Begin Data supplied
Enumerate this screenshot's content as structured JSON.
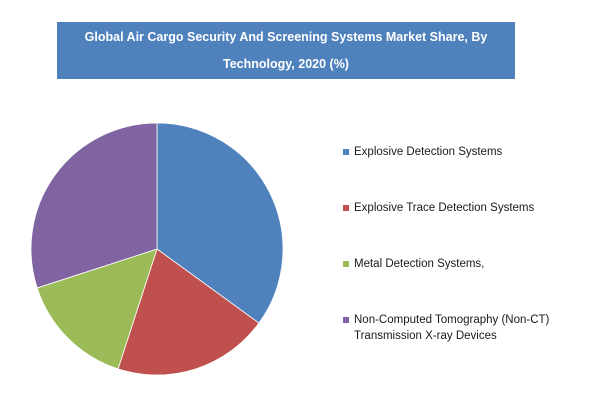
{
  "chart_data": {
    "type": "pie",
    "title": "Global Air Cargo Security And Screening Systems Market  Share, By Technology, 2020 (%)",
    "categories": [
      "Explosive Detection Systems",
      "Explosive Trace Detection Systems",
      "Metal Detection Systems,",
      "Non-Computed Tomography (Non-CT) Transmission X-ray Devices"
    ],
    "values": [
      35,
      20,
      15,
      30
    ],
    "colors": [
      "#4f81bd",
      "#c0504d",
      "#9bbb59",
      "#8064a2"
    ],
    "legend_position": "right"
  },
  "legend": [
    {
      "label": "Explosive Detection Systems",
      "color": "#4f81bd"
    },
    {
      "label": "Explosive Trace Detection Systems",
      "color": "#c0504d"
    },
    {
      "label": "Metal Detection Systems,",
      "color": "#9bbb59"
    },
    {
      "label": "Non-Computed Tomography (Non-CT)\nTransmission X-ray Devices",
      "color": "#8064a2"
    }
  ]
}
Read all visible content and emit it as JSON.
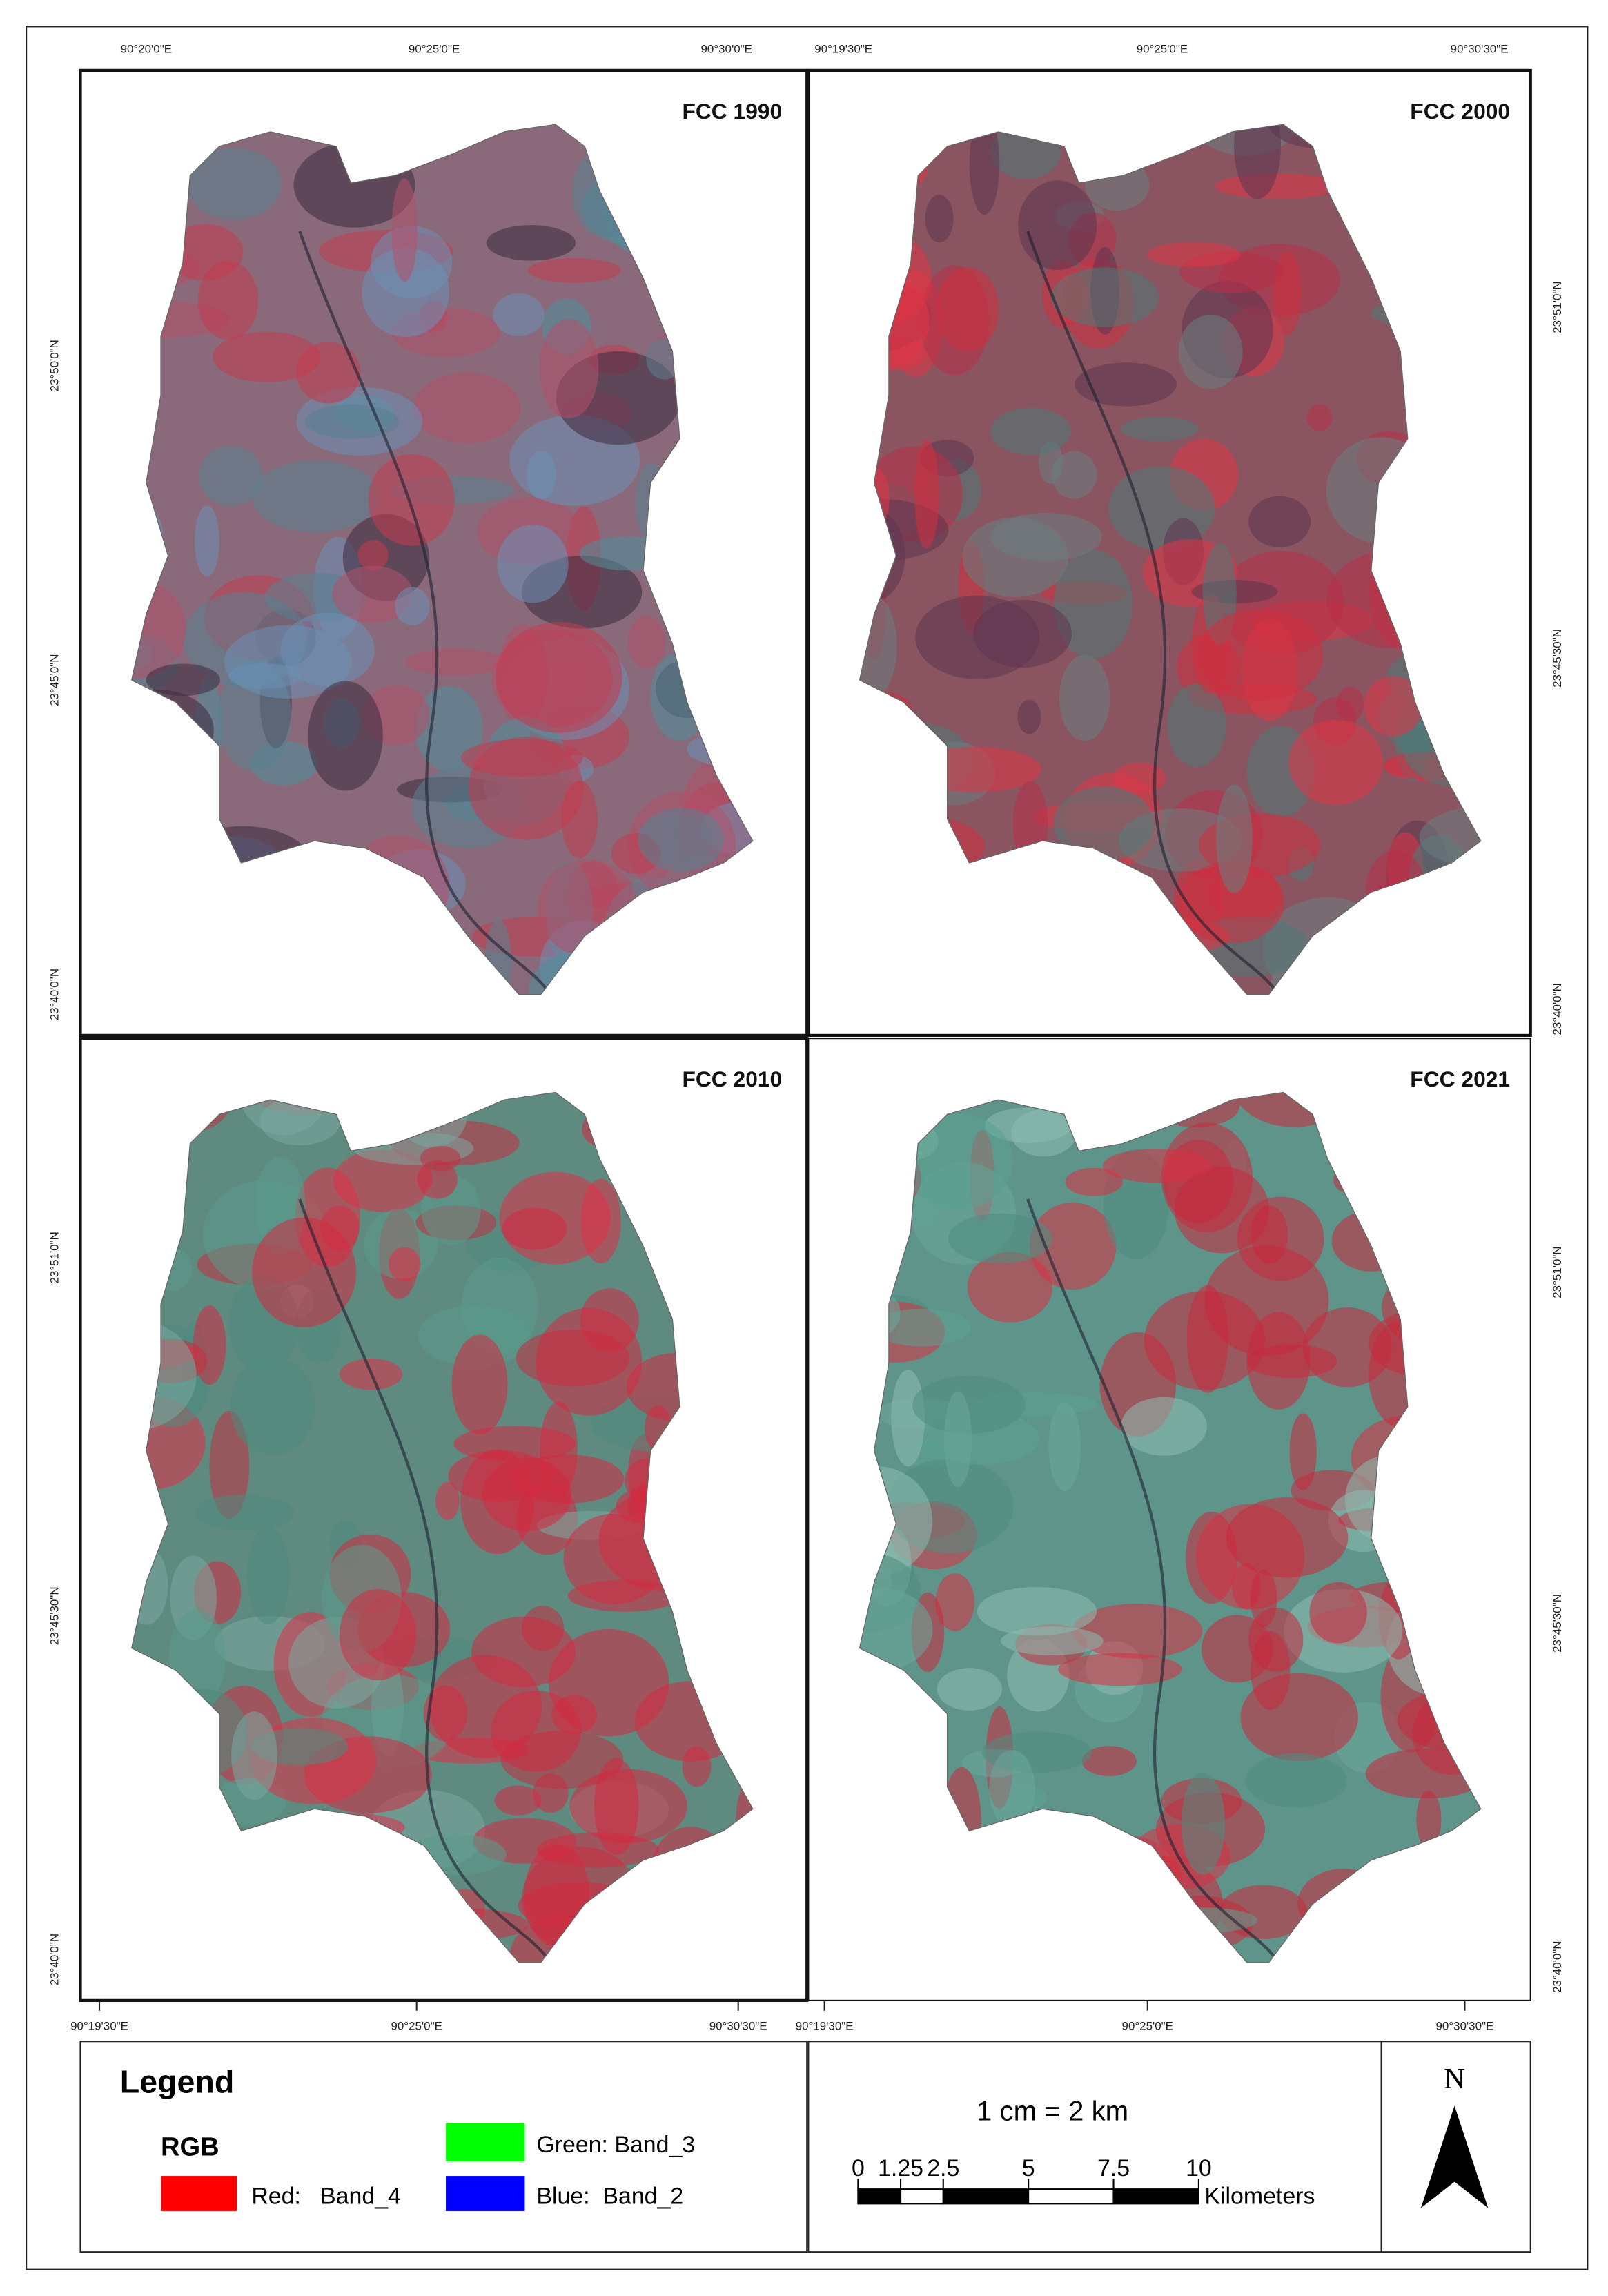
{
  "panels": [
    {
      "title": "FCC 1990"
    },
    {
      "title": "FCC 2000"
    },
    {
      "title": "FCC 2010"
    },
    {
      "title": "FCC 2021"
    }
  ],
  "top_labels": {
    "left": [
      "90°20'0\"E",
      "90°25'0\"E",
      "90°30'0\"E"
    ],
    "right": [
      "90°19'30\"E",
      "90°25'0\"E",
      "90°30'30\"E"
    ]
  },
  "bottom_labels": {
    "left": [
      "90°19'30\"E",
      "90°25'0\"E",
      "90°30'30\"E"
    ],
    "right": [
      "90°19'30\"E",
      "90°25'0\"E",
      "90°30'30\"E"
    ]
  },
  "side_labels": {
    "top_left": [
      "23°50'0\"N",
      "23°45'0\"N",
      "23°40'0\"N"
    ],
    "top_right": [
      "23°51'0\"N",
      "23°45'30\"N",
      "23°40'0\"N"
    ],
    "bottom_left": [
      "23°51'0\"N",
      "23°45'30\"N",
      "23°40'0\"N"
    ],
    "bottom_right": [
      "23°51'0\"N",
      "23°45'30\"N",
      "23°40'0\"N"
    ]
  },
  "legend": {
    "title": "Legend",
    "group": "RGB",
    "red": "Red:   Band_4",
    "green": "Green: Band_3",
    "blue": "Blue:  Band_2"
  },
  "scale": {
    "text": "1 cm = 2 km",
    "ticks": [
      0,
      1.25,
      2.5,
      5,
      7.5,
      10
    ],
    "unit": "Kilometers"
  },
  "north": "N"
}
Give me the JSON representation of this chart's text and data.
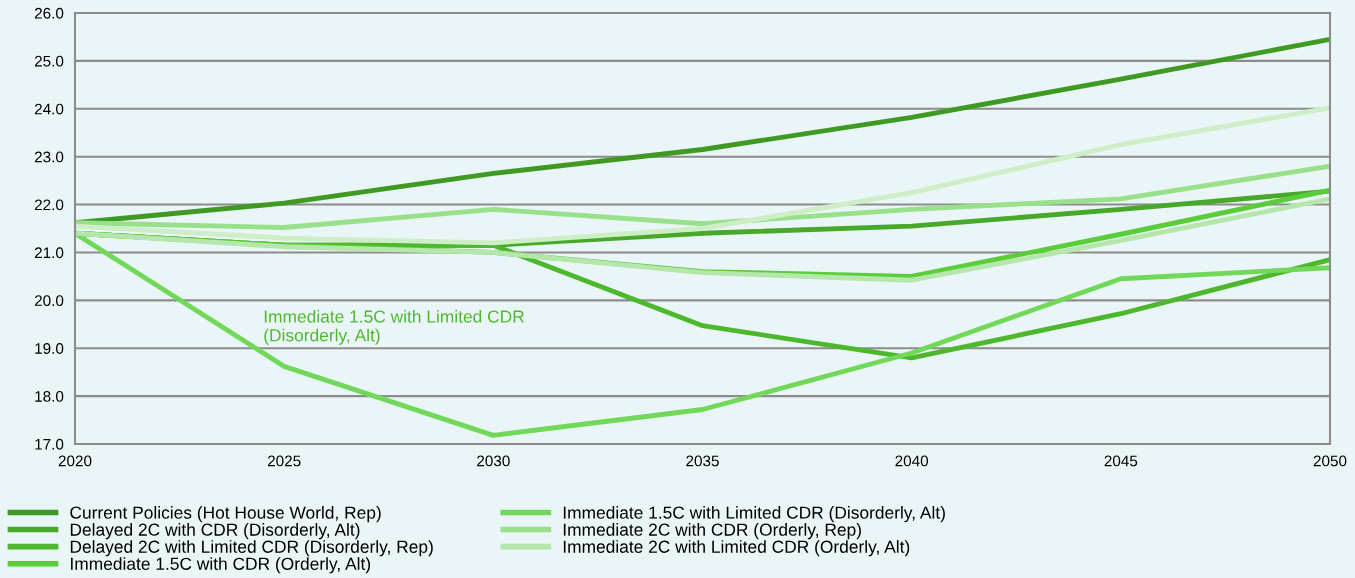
{
  "chart_data": {
    "type": "line",
    "x": [
      2020,
      2025,
      2030,
      2035,
      2040,
      2045,
      2050
    ],
    "xlim": [
      2020,
      2050
    ],
    "xticks": [
      2020,
      2025,
      2030,
      2035,
      2040,
      2045,
      2050
    ],
    "ylim": [
      17,
      26
    ],
    "yticks": [
      {
        "value": 17,
        "label": "17.0"
      },
      {
        "value": 18,
        "label": "18.0"
      },
      {
        "value": 19,
        "label": "19.0"
      },
      {
        "value": 20,
        "label": "20.0"
      },
      {
        "value": 21,
        "label": "21.0"
      },
      {
        "value": 22,
        "label": "22.0"
      },
      {
        "value": 23,
        "label": "23.0"
      },
      {
        "value": 24,
        "label": "24.0"
      },
      {
        "value": 25,
        "label": "25.0"
      },
      {
        "value": 26,
        "label": "26.0"
      }
    ],
    "grid": "y",
    "legend": "bottom",
    "marker": "none",
    "line_style": "solid",
    "series": [
      {
        "name": "Current Policies (Hot House World, Rep)",
        "color": "#3f9a24",
        "values": [
          21.62,
          22.03,
          22.65,
          23.15,
          23.82,
          24.62,
          25.45
        ]
      },
      {
        "name": "Delayed 2C with CDR (Disorderly, Alt)",
        "color": "#47a82a",
        "values": [
          21.4,
          21.15,
          21.15,
          21.4,
          21.55,
          21.9,
          22.28
        ]
      },
      {
        "name": "Delayed 2C with Limited CDR (Disorderly, Rep)",
        "color": "#4db82e",
        "values": [
          21.4,
          21.15,
          21.15,
          19.47,
          18.8,
          19.72,
          20.85
        ]
      },
      {
        "name": "Immediate 1.5C with CDR (Orderly, Alt)",
        "color": "#5bcc3a",
        "values": [
          21.4,
          21.15,
          21.0,
          20.6,
          20.5,
          21.38,
          22.3
        ]
      },
      {
        "name": "Immediate 1.5C with Limited CDR (Disorderly, Alt)",
        "color": "#72d85a",
        "values": [
          21.4,
          18.62,
          17.18,
          17.72,
          18.9,
          20.45,
          20.68
        ]
      },
      {
        "name": "Immediate 2C with CDR (Orderly, Rep)",
        "color": "#98e08a",
        "values": [
          21.62,
          21.52,
          21.9,
          21.6,
          21.9,
          22.12,
          22.8
        ]
      },
      {
        "name": "Immediate 2C with Limited CDR (Orderly, Alt)",
        "color": "#b5e6ab",
        "values": [
          21.4,
          21.12,
          21.0,
          20.58,
          20.42,
          21.25,
          22.12
        ]
      },
      {
        "color": "#cdeec6",
        "values": [
          21.55,
          21.3,
          21.2,
          21.5,
          22.25,
          23.25,
          24.02
        ]
      }
    ],
    "annotations": [
      "Immediate 1.5C with Limited CDR\n(Disorderly, Alt)"
    ]
  }
}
End Data supplied
» **What you need to do**
Look through the entries above for the word "name". Copy every line where it shows up.

» **Written response**
        "name": "Current Policies (Hot House World, Rep)",
        "name": "Delayed 2C with CDR (Disorderly, Alt)",
        "name": "Delayed 2C with Limited CDR (Disorderly, Rep)",
        "name": "Immediate 1.5C with CDR (Orderly, Alt)",
        "name": "Immediate 1.5C with Limited CDR (Disorderly, Alt)",
        "name": "Immediate 2C with CDR (Orderly, Rep)",
        "name": "Immediate 2C with Limited CDR (Orderly, Alt)",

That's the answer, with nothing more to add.